* The problem: Repeat each line of the material exactly.

* Excerpted data:

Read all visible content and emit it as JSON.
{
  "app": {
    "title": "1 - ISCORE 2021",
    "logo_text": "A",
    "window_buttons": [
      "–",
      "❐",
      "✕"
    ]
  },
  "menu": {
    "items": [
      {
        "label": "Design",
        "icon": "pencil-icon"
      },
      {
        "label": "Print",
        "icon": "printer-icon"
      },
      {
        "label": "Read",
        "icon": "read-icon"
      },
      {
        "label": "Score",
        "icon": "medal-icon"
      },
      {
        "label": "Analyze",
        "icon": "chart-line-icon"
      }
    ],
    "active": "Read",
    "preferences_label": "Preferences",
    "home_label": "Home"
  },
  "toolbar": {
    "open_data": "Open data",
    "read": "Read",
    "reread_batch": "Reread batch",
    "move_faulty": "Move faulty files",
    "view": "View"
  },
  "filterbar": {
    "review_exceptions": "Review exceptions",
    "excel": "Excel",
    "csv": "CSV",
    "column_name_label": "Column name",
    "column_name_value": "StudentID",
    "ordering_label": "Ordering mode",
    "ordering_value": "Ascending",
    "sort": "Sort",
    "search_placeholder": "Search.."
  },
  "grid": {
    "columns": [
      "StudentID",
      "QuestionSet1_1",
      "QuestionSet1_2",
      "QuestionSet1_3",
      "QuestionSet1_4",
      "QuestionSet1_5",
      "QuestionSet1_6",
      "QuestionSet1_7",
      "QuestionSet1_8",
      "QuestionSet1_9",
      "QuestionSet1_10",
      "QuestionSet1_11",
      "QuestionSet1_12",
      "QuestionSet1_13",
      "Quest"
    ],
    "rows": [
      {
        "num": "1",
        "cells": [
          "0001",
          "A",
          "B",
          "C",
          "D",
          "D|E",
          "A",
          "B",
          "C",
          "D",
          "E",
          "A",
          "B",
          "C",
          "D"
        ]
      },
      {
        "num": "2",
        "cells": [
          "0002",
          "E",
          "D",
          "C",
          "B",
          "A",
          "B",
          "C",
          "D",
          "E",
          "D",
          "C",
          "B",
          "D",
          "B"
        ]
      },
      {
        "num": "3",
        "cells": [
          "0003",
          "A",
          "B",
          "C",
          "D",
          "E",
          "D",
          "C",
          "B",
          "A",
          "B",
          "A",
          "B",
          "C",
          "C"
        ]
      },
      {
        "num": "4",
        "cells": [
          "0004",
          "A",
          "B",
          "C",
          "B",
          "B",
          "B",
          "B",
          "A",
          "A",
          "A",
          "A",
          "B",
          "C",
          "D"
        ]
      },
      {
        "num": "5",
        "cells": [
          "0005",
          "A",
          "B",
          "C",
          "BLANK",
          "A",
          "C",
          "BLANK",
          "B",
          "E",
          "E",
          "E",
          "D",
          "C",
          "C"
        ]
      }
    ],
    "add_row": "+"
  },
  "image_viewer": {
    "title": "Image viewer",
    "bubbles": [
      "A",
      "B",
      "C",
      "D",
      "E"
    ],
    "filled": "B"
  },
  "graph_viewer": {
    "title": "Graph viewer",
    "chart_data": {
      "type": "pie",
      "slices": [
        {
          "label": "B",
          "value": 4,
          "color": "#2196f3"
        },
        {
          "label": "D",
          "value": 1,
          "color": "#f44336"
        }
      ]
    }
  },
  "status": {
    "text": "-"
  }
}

* Exercise answer:
Read all visible content and emit it as JSON.
{
  "app": {
    "title": "1 - ISCORE 2021",
    "logo_text": "A",
    "window_buttons": [
      "–",
      "❐",
      "✕"
    ]
  },
  "menu": {
    "items": [
      {
        "label": "Design",
        "icon": "pencil-icon"
      },
      {
        "label": "Print",
        "icon": "printer-icon"
      },
      {
        "label": "Read",
        "icon": "read-icon"
      },
      {
        "label": "Score",
        "icon": "medal-icon"
      },
      {
        "label": "Analyze",
        "icon": "chart-line-icon"
      }
    ],
    "active": "Read",
    "preferences_label": "Preferences",
    "home_label": "Home"
  },
  "toolbar": {
    "open_data": "Open data",
    "read": "Read",
    "reread_batch": "Reread batch",
    "move_faulty": "Move faulty files",
    "view": "View"
  },
  "filterbar": {
    "review_exceptions": "Review exceptions",
    "excel": "Excel",
    "csv": "CSV",
    "column_name_label": "Column name",
    "column_name_value": "StudentID",
    "ordering_label": "Ordering mode",
    "ordering_value": "Ascending",
    "sort": "Sort",
    "search_placeholder": "Search.."
  },
  "grid": {
    "columns": [
      "StudentID",
      "QuestionSet1_1",
      "QuestionSet1_2",
      "QuestionSet1_3",
      "QuestionSet1_4",
      "QuestionSet1_5",
      "QuestionSet1_6",
      "QuestionSet1_7",
      "QuestionSet1_8",
      "QuestionSet1_9",
      "QuestionSet1_10",
      "QuestionSet1_11",
      "QuestionSet1_12",
      "QuestionSet1_13",
      "Quest"
    ],
    "rows": [
      {
        "num": "1",
        "cells": [
          "0001",
          "A",
          "B",
          "C",
          "D",
          "D|E",
          "A",
          "B",
          "C",
          "D",
          "E",
          "A",
          "B",
          "C",
          "D"
        ]
      },
      {
        "num": "2",
        "cells": [
          "0002",
          "E",
          "D",
          "C",
          "B",
          "A",
          "B",
          "C",
          "D",
          "E",
          "D",
          "C",
          "B",
          "D",
          "B"
        ]
      },
      {
        "num": "3",
        "cells": [
          "0003",
          "A",
          "B",
          "C",
          "D",
          "E",
          "D",
          "C",
          "B",
          "A",
          "B",
          "A",
          "B",
          "C",
          "C"
        ]
      },
      {
        "num": "4",
        "cells": [
          "0004",
          "A",
          "B",
          "C",
          "B",
          "B",
          "B",
          "B",
          "A",
          "A",
          "A",
          "A",
          "B",
          "C",
          "D"
        ]
      },
      {
        "num": "5",
        "cells": [
          "0005",
          "A",
          "B",
          "C",
          "BLANK",
          "A",
          "C",
          "BLANK",
          "B",
          "E",
          "E",
          "E",
          "D",
          "C",
          "C"
        ]
      }
    ],
    "add_row": "+"
  },
  "image_viewer": {
    "title": "Image viewer",
    "bubbles": [
      "A",
      "B",
      "C",
      "D",
      "E"
    ],
    "filled": "B"
  },
  "graph_viewer": {
    "title": "Graph viewer",
    "chart_data": {
      "type": "pie",
      "slices": [
        {
          "label": "B",
          "value": 4,
          "color": "#2196f3"
        },
        {
          "label": "D",
          "value": 1,
          "color": "#f44336"
        }
      ]
    }
  },
  "status": {
    "text": "-"
  }
}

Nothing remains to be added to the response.